**Records about charts and figures:**
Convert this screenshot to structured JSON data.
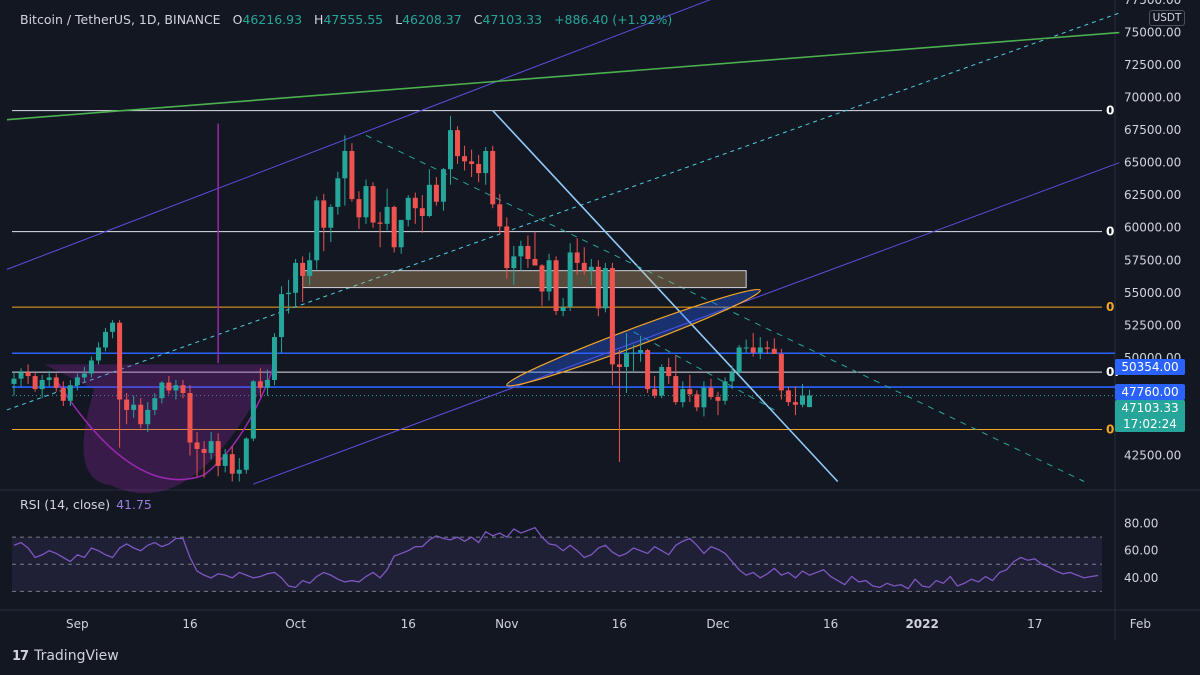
{
  "header": {
    "symbol": "Bitcoin / TetherUS, 1D, BINANCE",
    "o_label": "O",
    "o_value": "46216.93",
    "h_label": "H",
    "h_value": "47555.55",
    "l_label": "L",
    "l_value": "46208.37",
    "c_label": "C",
    "c_value": "47103.33",
    "change": "+886.40 (+1.92%)"
  },
  "currency_badge": "USDT",
  "price_tags": {
    "level1": "50354.00",
    "level2": "47760.00",
    "last_price": "47103.33",
    "countdown": "17:02:24"
  },
  "fib_labels": [
    "0",
    "0",
    "0",
    "0.",
    "0"
  ],
  "rsi": {
    "label": "RSI (14, close)",
    "value": "41.75"
  },
  "branding": "TradingView",
  "colors": {
    "up": "#26a69a",
    "down": "#ef5350",
    "rsi_line": "#7e57c2",
    "blue_level": "#2962ff",
    "green_trend": "#4caf50",
    "channel": "#5b4ee0",
    "orange_level": "#f5a623",
    "cup": "#9c27b0"
  },
  "chart_data": {
    "type": "candlestick",
    "symbol": "Bitcoin / TetherUS",
    "interval": "1D",
    "y_ticks": [
      "42500.00",
      "45000.00",
      "47500.00",
      "50000.00",
      "52500.00",
      "55000.00",
      "57500.00",
      "60000.00",
      "62500.00",
      "65000.00",
      "67500.00",
      "70000.00",
      "72500.00",
      "75000.00",
      "77500.00"
    ],
    "rsi_ticks": [
      "40.00",
      "60.00",
      "80.00"
    ],
    "x_ticks": [
      "Sep",
      "16",
      "Oct",
      "16",
      "Nov",
      "16",
      "Dec",
      "16",
      "2022",
      "17",
      "Feb"
    ],
    "ylim": [
      40000,
      77500
    ],
    "horizontal_levels": {
      "white": [
        69000,
        59700,
        48900
      ],
      "orange": [
        53900,
        44500
      ],
      "blue": [
        50354,
        47760
      ]
    },
    "rsi_bands": [
      70,
      50,
      30
    ],
    "rsi_values": [
      64,
      66,
      62,
      55,
      57,
      60,
      58,
      55,
      52,
      57,
      55,
      62,
      60,
      57,
      55,
      62,
      65,
      62,
      60,
      64,
      66,
      63,
      65,
      69,
      69,
      55,
      45,
      42,
      40,
      43,
      42,
      40,
      44,
      42,
      40,
      41,
      43,
      44,
      40,
      34,
      33,
      38,
      36,
      41,
      44,
      42,
      39,
      37,
      38,
      37,
      41,
      44,
      40,
      46,
      56,
      58,
      60,
      63,
      63,
      68,
      71,
      69,
      68,
      70,
      67,
      70,
      66,
      74,
      71,
      73,
      70,
      76,
      73,
      75,
      77,
      70,
      65,
      64,
      60,
      64,
      60,
      55,
      57,
      62,
      64,
      59,
      56,
      58,
      62,
      60,
      58,
      63,
      60,
      57,
      64,
      67,
      69,
      64,
      58,
      63,
      61,
      58,
      52,
      46,
      42,
      44,
      40,
      43,
      47,
      42,
      44,
      40,
      45,
      42,
      44,
      46,
      41,
      38,
      35,
      41,
      37,
      38,
      34,
      33,
      36,
      34,
      35,
      32,
      39,
      34,
      33,
      38,
      36,
      41,
      34,
      36,
      39,
      37,
      41,
      38,
      44,
      46,
      52,
      55,
      53,
      54,
      50,
      48,
      45,
      43,
      44,
      42,
      40,
      41,
      41.75
    ],
    "candles": [
      [
        48000,
        48900,
        47100,
        48400
      ],
      [
        48400,
        49200,
        47800,
        48900
      ],
      [
        48900,
        49500,
        48000,
        48600
      ],
      [
        48600,
        48900,
        47400,
        47600
      ],
      [
        47600,
        48700,
        46900,
        48300
      ],
      [
        48300,
        49000,
        47800,
        48500
      ],
      [
        48500,
        48800,
        47400,
        47700
      ],
      [
        47700,
        48200,
        46300,
        46700
      ],
      [
        46700,
        48300,
        46300,
        47900
      ],
      [
        47900,
        48800,
        47500,
        48500
      ],
      [
        48500,
        49300,
        48100,
        48800
      ],
      [
        48800,
        50100,
        48500,
        49800
      ],
      [
        49800,
        51200,
        49500,
        50800
      ],
      [
        50800,
        52300,
        50500,
        52000
      ],
      [
        52000,
        52900,
        51500,
        52700
      ],
      [
        52700,
        52900,
        43100,
        46800
      ],
      [
        46800,
        47300,
        44900,
        46000
      ],
      [
        46000,
        47100,
        45400,
        46400
      ],
      [
        46400,
        46900,
        44600,
        44900
      ],
      [
        44900,
        46600,
        44300,
        46000
      ],
      [
        46000,
        47300,
        45600,
        46900
      ],
      [
        46900,
        48200,
        46500,
        48100
      ],
      [
        48100,
        48600,
        47200,
        47500
      ],
      [
        47500,
        48300,
        46800,
        47900
      ],
      [
        47900,
        48300,
        46900,
        47300
      ],
      [
        47300,
        47900,
        42500,
        43500
      ],
      [
        43500,
        44300,
        40900,
        43000
      ],
      [
        43000,
        43600,
        40800,
        42700
      ],
      [
        42700,
        44300,
        42200,
        43600
      ],
      [
        43600,
        44200,
        40900,
        41700
      ],
      [
        41700,
        43000,
        41200,
        42600
      ],
      [
        42600,
        43200,
        40500,
        41100
      ],
      [
        41100,
        42300,
        40500,
        41400
      ],
      [
        41400,
        43900,
        41100,
        43800
      ],
      [
        43800,
        48300,
        43600,
        48200
      ],
      [
        48200,
        49200,
        47000,
        47700
      ],
      [
        47700,
        49100,
        47100,
        48300
      ],
      [
        48300,
        51900,
        47900,
        51600
      ],
      [
        51600,
        55500,
        50400,
        54900
      ],
      [
        54900,
        56000,
        53400,
        55000
      ],
      [
        55000,
        57600,
        53900,
        57300
      ],
      [
        57300,
        57800,
        54300,
        56300
      ],
      [
        56300,
        58100,
        55600,
        57500
      ],
      [
        57500,
        62400,
        56800,
        62100
      ],
      [
        62100,
        62600,
        58200,
        60000
      ],
      [
        60000,
        61800,
        58900,
        61600
      ],
      [
        61600,
        64300,
        61000,
        63800
      ],
      [
        63800,
        67100,
        61700,
        65900
      ],
      [
        65900,
        66500,
        62000,
        62200
      ],
      [
        62200,
        62800,
        59900,
        60800
      ],
      [
        60800,
        63700,
        60300,
        63200
      ],
      [
        63200,
        63500,
        60000,
        60400
      ],
      [
        60400,
        61200,
        58500,
        60300
      ],
      [
        60300,
        63000,
        59800,
        61600
      ],
      [
        61600,
        61700,
        58100,
        58500
      ],
      [
        58500,
        60500,
        58000,
        60600
      ],
      [
        60600,
        62500,
        60100,
        62300
      ],
      [
        62300,
        62700,
        60300,
        61500
      ],
      [
        61500,
        62500,
        59600,
        60900
      ],
      [
        60900,
        64500,
        60800,
        63300
      ],
      [
        63300,
        63900,
        61700,
        62000
      ],
      [
        62000,
        64600,
        61300,
        64500
      ],
      [
        64500,
        68600,
        63300,
        67500
      ],
      [
        67500,
        67800,
        64900,
        65500
      ],
      [
        65500,
        66300,
        64400,
        65100
      ],
      [
        65100,
        66000,
        63900,
        64900
      ],
      [
        64900,
        65600,
        63500,
        64200
      ],
      [
        64200,
        66200,
        63300,
        65900
      ],
      [
        65900,
        66300,
        61500,
        61800
      ],
      [
        61800,
        62600,
        59500,
        60100
      ],
      [
        60100,
        60800,
        56100,
        56900
      ],
      [
        56900,
        58600,
        55600,
        57800
      ],
      [
        57800,
        59000,
        56700,
        58600
      ],
      [
        58600,
        59400,
        56900,
        57600
      ],
      [
        57600,
        59700,
        57100,
        57100
      ],
      [
        57100,
        57200,
        54000,
        55100
      ],
      [
        55100,
        58000,
        54400,
        57500
      ],
      [
        57500,
        57800,
        53300,
        53600
      ],
      [
        53600,
        54600,
        53200,
        53900
      ],
      [
        53900,
        58800,
        53600,
        58100
      ],
      [
        58100,
        59200,
        56400,
        57300
      ],
      [
        57300,
        58500,
        56400,
        56700
      ],
      [
        56700,
        57600,
        55600,
        57000
      ],
      [
        57000,
        57500,
        53200,
        53800
      ],
      [
        53800,
        57300,
        53500,
        56900
      ],
      [
        56900,
        57300,
        47900,
        49500
      ],
      [
        49500,
        50600,
        42000,
        49300
      ],
      [
        49300,
        51900,
        47300,
        50400
      ],
      [
        50400,
        51000,
        48900,
        50400
      ],
      [
        50400,
        51700,
        49700,
        50600
      ],
      [
        50600,
        50700,
        47300,
        47600
      ],
      [
        47600,
        48600,
        46900,
        47100
      ],
      [
        47100,
        49500,
        46900,
        49300
      ],
      [
        49300,
        50000,
        48000,
        48600
      ],
      [
        48600,
        50200,
        46400,
        46600
      ],
      [
        46600,
        48200,
        46200,
        47600
      ],
      [
        47600,
        48700,
        46600,
        47200
      ],
      [
        47200,
        47500,
        45900,
        46200
      ],
      [
        46200,
        48200,
        45500,
        47700
      ],
      [
        47700,
        48400,
        46800,
        47000
      ],
      [
        47000,
        47400,
        45600,
        46700
      ],
      [
        46700,
        48500,
        46400,
        48200
      ],
      [
        48200,
        49400,
        47600,
        48900
      ],
      [
        48900,
        51000,
        48700,
        50800
      ],
      [
        50800,
        51400,
        50400,
        50800
      ],
      [
        50800,
        51900,
        50100,
        50400
      ],
      [
        50400,
        51600,
        49900,
        50800
      ],
      [
        50800,
        51300,
        50300,
        50700
      ],
      [
        50700,
        51500,
        50500,
        50300
      ],
      [
        50300,
        50700,
        46800,
        47500
      ],
      [
        47500,
        47800,
        46300,
        46600
      ],
      [
        46600,
        47800,
        45600,
        46400
      ],
      [
        46400,
        48000,
        46200,
        47100
      ],
      [
        46216.93,
        47555.55,
        46208.37,
        47103.33
      ]
    ]
  }
}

**GIVEN TASK:**
For this exercise, gather every line of the data that contains the word "Bitcoin".

**SOLVED EXERCISE:**
    "symbol": "Bitcoin / TetherUS, 1D, BINANCE",
    "symbol": "Bitcoin / TetherUS",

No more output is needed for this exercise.